Un nouveau contingent de migrants à Nice

En 2015, sous François Hollande, la France s'était engagée à accueillir près de 30 000 demandeurs d'asile d'ici sur son sol à 2017. L'Hexagone a accueilli près de 5 940 réfugiés selon les chiffres de la Commission européenne datant de juillet 2017. Le 22 juin dernier, Emmanuel Macron en appelait "à la plus grande humanité" dans la gestion des migrants et avait assuré que la réforme du droit d'asile faisait partie des "priorités du travail gouvernemental", après les critiques renouvelées par le Défenseur des droits Jacques Toubon au sujet du site de Calais. Le lendemain, le chef de l'État jugeait depuis Bruxelles que "nous devons accueillir des réfugiés, car c'est notre tradition et notre honneur". Mais de nombreuses associations et personnalités ont dénoncé un double discours entre Emmanuel Macron et Gérard Collomb. En juin, le ministre de l'Intérieur, lui, a affiché sa fermeté vis-à-vis de Calais qu'il a qualifié "d'abcès de fixation". Il avait alors réaffirmé son refus de tout centre d'accueil des migrants au nom du risque "d'appel d'air". Cette politique de "l'autruche" n'est pas payante, elle laisse traîner le problème mais ne le résout pas. Elle laisse la place libre à toutes ces initiatives soi-disant "humanitaires", commensurables à l'origine pour après tourner au feuilleton . C'est bien le cas du Gandhi de la Roya, l'ineffable Cédric Herrou pour lequel il est facile de prédire une future carrière politique . D'ailleurs, comme on peut lire ci-dessous, il a déjà trouver un mentor dans la personne de José Bové, un autre qui avait commenc à jouer aux révoltés anti-système ...avant de l'intégrer en y rentrant par la porte principale (avec une belle rémunération à la clé).

L’eurodéputé José Bové, en visite dans la vallée de la Roya depuis ce samedi pour rencontrer l’association Roya Citoyenne, a accompagné un groupe de migrants se rendant à Nice pour déposer une demande d’asile auprès de la Plateforme d’aide aux demandeurs d’asiles (PADA). Ils étaient environ 200 en provenance de Breil-sur-Roya.

Questions de compréhension:
1. Dans l'extrait sur les migrants à Nice :
(a) Selon les chiffres de la Commission européenne de juillet 2017, combien de réfugiés la France a-t-elle accueillis ?
(b) Quelle expression le ministre de l'Intérieur a-t-il employée en juin pour qualifier Calais ?
(c) D'où venaient les quelque 200 migrants que José Bové a accompagnés ?
2. Dans l'extrait sur les migrants à Nice, recopiez sans rien changer le passage allant de « L’eurodéputé José Bové, en » à « provenance de Breil-sur-Roya. ».

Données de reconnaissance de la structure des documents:
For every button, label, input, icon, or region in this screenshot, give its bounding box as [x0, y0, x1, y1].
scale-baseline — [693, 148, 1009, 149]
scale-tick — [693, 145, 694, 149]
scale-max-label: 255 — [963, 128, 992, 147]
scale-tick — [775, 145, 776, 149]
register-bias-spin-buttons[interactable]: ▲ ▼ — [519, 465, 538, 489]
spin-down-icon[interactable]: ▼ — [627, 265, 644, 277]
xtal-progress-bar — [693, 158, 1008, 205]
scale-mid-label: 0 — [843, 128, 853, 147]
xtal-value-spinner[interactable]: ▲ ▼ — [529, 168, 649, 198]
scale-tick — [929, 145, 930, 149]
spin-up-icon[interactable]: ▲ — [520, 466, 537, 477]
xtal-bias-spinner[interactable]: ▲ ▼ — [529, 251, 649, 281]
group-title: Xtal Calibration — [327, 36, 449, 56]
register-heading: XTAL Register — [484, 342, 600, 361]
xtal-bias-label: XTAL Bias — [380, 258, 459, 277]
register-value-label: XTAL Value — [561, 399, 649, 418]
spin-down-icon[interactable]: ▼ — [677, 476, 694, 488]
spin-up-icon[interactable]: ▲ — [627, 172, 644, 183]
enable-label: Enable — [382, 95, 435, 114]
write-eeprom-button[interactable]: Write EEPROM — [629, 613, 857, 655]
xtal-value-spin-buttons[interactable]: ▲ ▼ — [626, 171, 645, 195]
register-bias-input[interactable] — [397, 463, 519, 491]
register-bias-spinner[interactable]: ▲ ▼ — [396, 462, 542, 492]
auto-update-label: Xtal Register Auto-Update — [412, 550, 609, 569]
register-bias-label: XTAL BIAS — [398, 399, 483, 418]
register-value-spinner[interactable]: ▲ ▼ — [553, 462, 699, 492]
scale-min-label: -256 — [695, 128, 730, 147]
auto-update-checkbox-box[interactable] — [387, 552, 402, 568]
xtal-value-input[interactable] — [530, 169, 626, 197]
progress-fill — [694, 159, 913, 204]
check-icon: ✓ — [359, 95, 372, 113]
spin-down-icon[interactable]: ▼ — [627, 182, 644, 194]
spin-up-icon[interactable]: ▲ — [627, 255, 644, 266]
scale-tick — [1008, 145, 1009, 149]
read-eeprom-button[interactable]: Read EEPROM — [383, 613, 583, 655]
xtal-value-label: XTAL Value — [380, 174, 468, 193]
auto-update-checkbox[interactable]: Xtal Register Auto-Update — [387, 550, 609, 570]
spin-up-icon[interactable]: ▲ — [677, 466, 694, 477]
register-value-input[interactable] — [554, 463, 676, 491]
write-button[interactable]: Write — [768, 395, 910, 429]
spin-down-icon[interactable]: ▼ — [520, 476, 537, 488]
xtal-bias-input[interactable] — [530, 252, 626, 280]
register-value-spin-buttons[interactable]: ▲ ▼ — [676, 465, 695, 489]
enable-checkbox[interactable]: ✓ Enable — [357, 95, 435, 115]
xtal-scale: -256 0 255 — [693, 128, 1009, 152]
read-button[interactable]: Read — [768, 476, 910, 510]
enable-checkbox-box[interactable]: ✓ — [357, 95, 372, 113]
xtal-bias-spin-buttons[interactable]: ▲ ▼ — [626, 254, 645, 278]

Réponses par numéro:
1.
(a) Près de 5 940 réfugiés.
(b) Il l'a qualifié « d'abcès de fixation ».
(c) De Breil-sur-Roya.

2.
L’eurodéputé José Bové, en visite dans la vallée de la Roya depuis ce samedi pour rencontrer l’association Roya Citoyenne, a accompagné un groupe de migrants se rendant à Nice pour déposer une demande d’asile auprès de la Plateforme d’aide aux demandeurs d’asiles (PADA). Ils étaient environ 200 en provenance de Breil-sur-Roya.